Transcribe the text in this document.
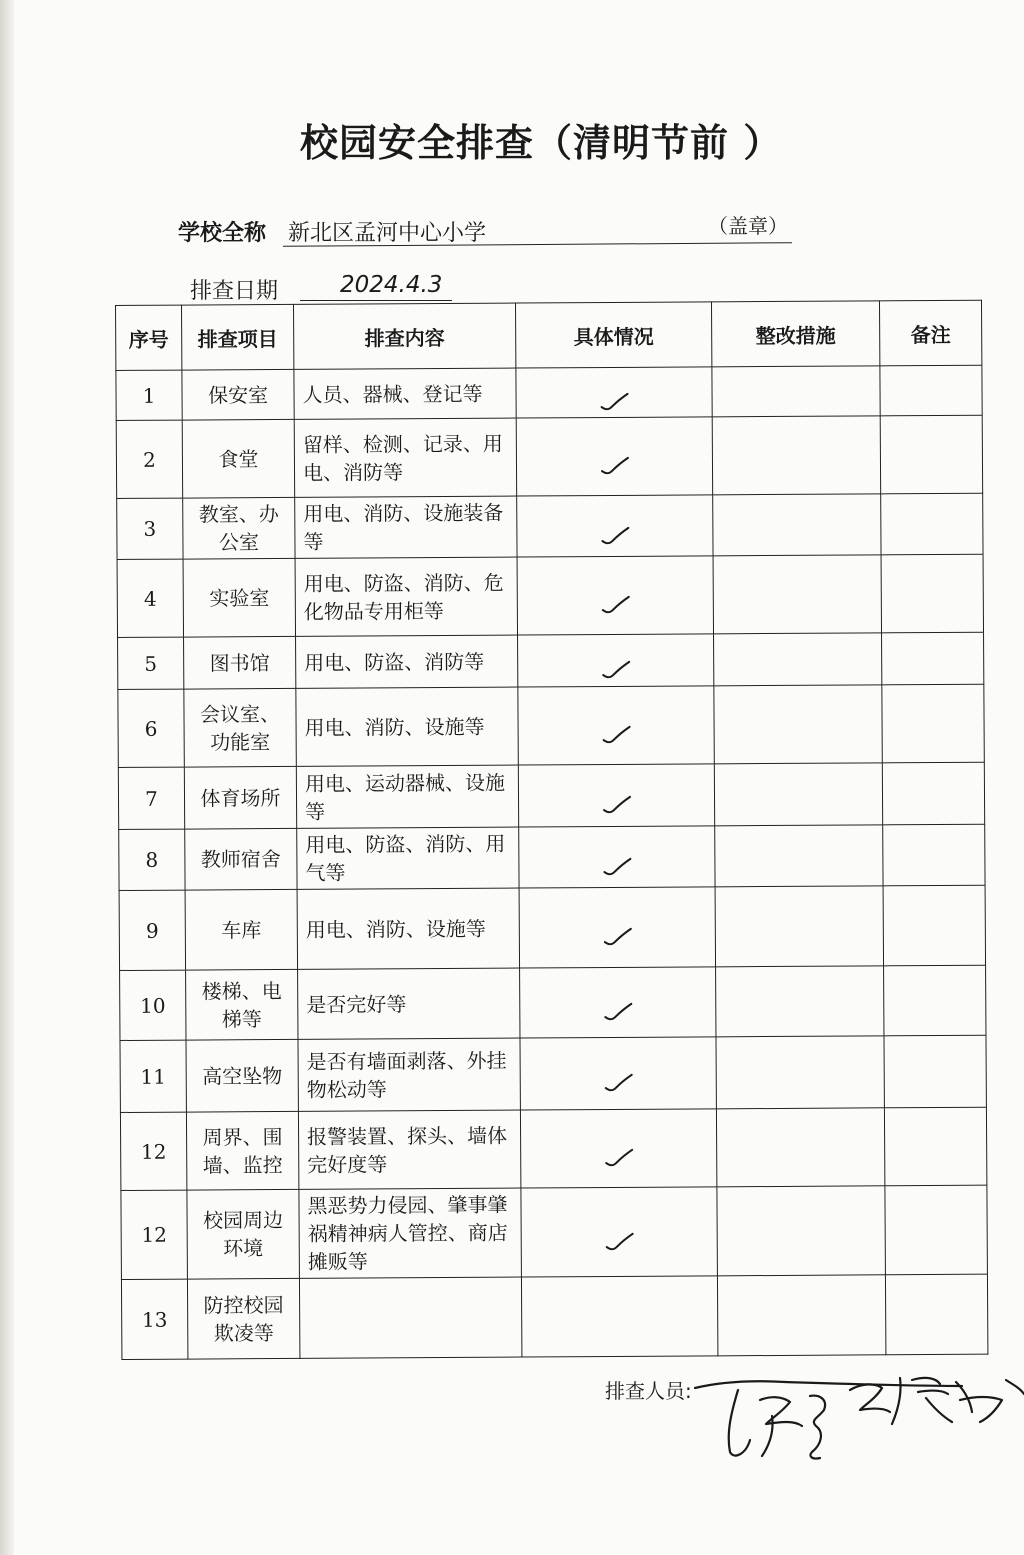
校园安全排查（清明节前 ）
学校全称 新北区孟河中心小学	（盖章）
排查日期	2024.4.3
序号	排查项目	排查内容	具体情况	整改措施	备注
1	保安室	人员、器械、登记等	

2	食堂	留样、检测、记录、用电、消防等	

3	教室、办公室	用电、消防、设施装备等	

4	实验室	用电、防盗、消防、危化物品专用柜等	

5	图书馆	用电、防盗、消防等	

6	会议室、功能室	用电、消防、设施等	

7	体育场所	用电、运动器械、设施等	

8	教师宿舍	用电、防盗、消防、用气等	

9	车库	用电、消防、设施等	

10	楼梯、电梯等	是否完好等	

11	高空坠物	是否有墙面剥落、外挂物松动等	

12	周界、围墙、监控	报警装置、探头、墙体完好度等	

12	校园周边环境	黑恶势力侵园、肇事肇祸精神病人管控、商店摊贩等	

13	防控校园欺凌等				
排查人员:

++++++++

Given request: Without including any picture, retype the entries exactly.

Answer:
Transcribe the text in this document.
校园安全排查（清明节前 ）
学校全称 新北区孟河中心小学	（盖章）
排查日期	2024.4.3
序号	排查项目	排查内容	具体情况	整改措施	备注
1	保安室	人员、器械、登记等	

2	食堂	留样、检测、记录、用电、消防等	

3	教室、办公室	用电、消防、设施装备等	

4	实验室	用电、防盗、消防、危化物品专用柜等	

5	图书馆	用电、防盗、消防等	

6	会议室、功能室	用电、消防、设施等	

7	体育场所	用电、运动器械、设施等	

8	教师宿舍	用电、防盗、消防、用气等	

9	车库	用电、消防、设施等	

10	楼梯、电梯等	是否完好等	

11	高空坠物	是否有墙面剥落、外挂物松动等	

12	周界、围墙、监控	报警装置、探头、墙体完好度等	

12	校园周边环境	黑恶势力侵园、肇事肇祸精神病人管控、商店摊贩等	

13	防控校园欺凌等				
排查人员:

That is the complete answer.